═════ Material shown ═════
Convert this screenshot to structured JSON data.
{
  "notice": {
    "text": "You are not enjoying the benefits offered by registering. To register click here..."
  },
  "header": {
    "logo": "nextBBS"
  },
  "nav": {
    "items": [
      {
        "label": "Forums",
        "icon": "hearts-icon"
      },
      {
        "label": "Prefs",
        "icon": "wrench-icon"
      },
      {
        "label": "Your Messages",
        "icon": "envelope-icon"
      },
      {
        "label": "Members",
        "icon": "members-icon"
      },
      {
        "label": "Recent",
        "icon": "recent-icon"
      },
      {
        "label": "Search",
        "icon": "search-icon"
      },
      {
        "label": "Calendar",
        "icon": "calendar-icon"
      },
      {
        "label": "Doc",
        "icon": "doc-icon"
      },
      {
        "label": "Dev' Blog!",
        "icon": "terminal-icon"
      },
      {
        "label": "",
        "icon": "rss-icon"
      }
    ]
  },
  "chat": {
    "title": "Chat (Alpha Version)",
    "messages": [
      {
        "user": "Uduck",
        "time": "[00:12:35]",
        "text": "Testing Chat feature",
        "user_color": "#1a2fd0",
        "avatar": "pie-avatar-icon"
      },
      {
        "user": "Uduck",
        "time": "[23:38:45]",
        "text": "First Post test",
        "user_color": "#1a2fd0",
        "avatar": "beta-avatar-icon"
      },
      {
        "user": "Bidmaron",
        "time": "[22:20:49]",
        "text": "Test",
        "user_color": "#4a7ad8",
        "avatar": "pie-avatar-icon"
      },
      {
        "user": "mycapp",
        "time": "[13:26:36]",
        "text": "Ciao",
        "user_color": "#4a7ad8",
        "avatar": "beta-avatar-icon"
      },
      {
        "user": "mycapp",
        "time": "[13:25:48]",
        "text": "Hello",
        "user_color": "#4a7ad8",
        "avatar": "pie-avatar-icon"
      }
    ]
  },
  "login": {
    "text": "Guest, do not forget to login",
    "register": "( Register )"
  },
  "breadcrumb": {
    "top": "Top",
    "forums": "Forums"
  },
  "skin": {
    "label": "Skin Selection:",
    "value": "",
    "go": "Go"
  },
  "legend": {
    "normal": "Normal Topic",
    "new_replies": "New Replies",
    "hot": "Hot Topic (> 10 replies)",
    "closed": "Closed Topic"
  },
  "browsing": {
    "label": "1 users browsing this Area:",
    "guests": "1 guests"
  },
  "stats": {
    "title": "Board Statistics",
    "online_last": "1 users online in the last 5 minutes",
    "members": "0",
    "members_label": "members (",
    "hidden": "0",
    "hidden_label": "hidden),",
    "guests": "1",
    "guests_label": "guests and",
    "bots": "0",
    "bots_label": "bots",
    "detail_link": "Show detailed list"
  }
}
═════
§ What you should do
Provide an exact reproduction of all the entries shown above.

§ Task solution
Convert this screenshot to structured JSON data.
{
  "notice": {
    "text": "You are not enjoying the benefits offered by registering. To register click here..."
  },
  "header": {
    "logo": "nextBBS"
  },
  "nav": {
    "items": [
      {
        "label": "Forums",
        "icon": "hearts-icon"
      },
      {
        "label": "Prefs",
        "icon": "wrench-icon"
      },
      {
        "label": "Your Messages",
        "icon": "envelope-icon"
      },
      {
        "label": "Members",
        "icon": "members-icon"
      },
      {
        "label": "Recent",
        "icon": "recent-icon"
      },
      {
        "label": "Search",
        "icon": "search-icon"
      },
      {
        "label": "Calendar",
        "icon": "calendar-icon"
      },
      {
        "label": "Doc",
        "icon": "doc-icon"
      },
      {
        "label": "Dev' Blog!",
        "icon": "terminal-icon"
      },
      {
        "label": "",
        "icon": "rss-icon"
      }
    ]
  },
  "chat": {
    "title": "Chat (Alpha Version)",
    "messages": [
      {
        "user": "Uduck",
        "time": "[00:12:35]",
        "text": "Testing Chat feature",
        "user_color": "#1a2fd0",
        "avatar": "pie-avatar-icon"
      },
      {
        "user": "Uduck",
        "time": "[23:38:45]",
        "text": "First Post test",
        "user_color": "#1a2fd0",
        "avatar": "beta-avatar-icon"
      },
      {
        "user": "Bidmaron",
        "time": "[22:20:49]",
        "text": "Test",
        "user_color": "#4a7ad8",
        "avatar": "pie-avatar-icon"
      },
      {
        "user": "mycapp",
        "time": "[13:26:36]",
        "text": "Ciao",
        "user_color": "#4a7ad8",
        "avatar": "beta-avatar-icon"
      },
      {
        "user": "mycapp",
        "time": "[13:25:48]",
        "text": "Hello",
        "user_color": "#4a7ad8",
        "avatar": "pie-avatar-icon"
      }
    ]
  },
  "login": {
    "text": "Guest, do not forget to login",
    "register": "( Register )"
  },
  "breadcrumb": {
    "top": "Top",
    "forums": "Forums"
  },
  "skin": {
    "label": "Skin Selection:",
    "value": "",
    "go": "Go"
  },
  "legend": {
    "normal": "Normal Topic",
    "new_replies": "New Replies",
    "hot": "Hot Topic (> 10 replies)",
    "closed": "Closed Topic"
  },
  "browsing": {
    "label": "1 users browsing this Area:",
    "guests": "1 guests"
  },
  "stats": {
    "title": "Board Statistics",
    "online_last": "1 users online in the last 5 minutes",
    "members": "0",
    "members_label": "members (",
    "hidden": "0",
    "hidden_label": "hidden),",
    "guests": "1",
    "guests_label": "guests and",
    "bots": "0",
    "bots_label": "bots",
    "detail_link": "Show detailed list"
  }
}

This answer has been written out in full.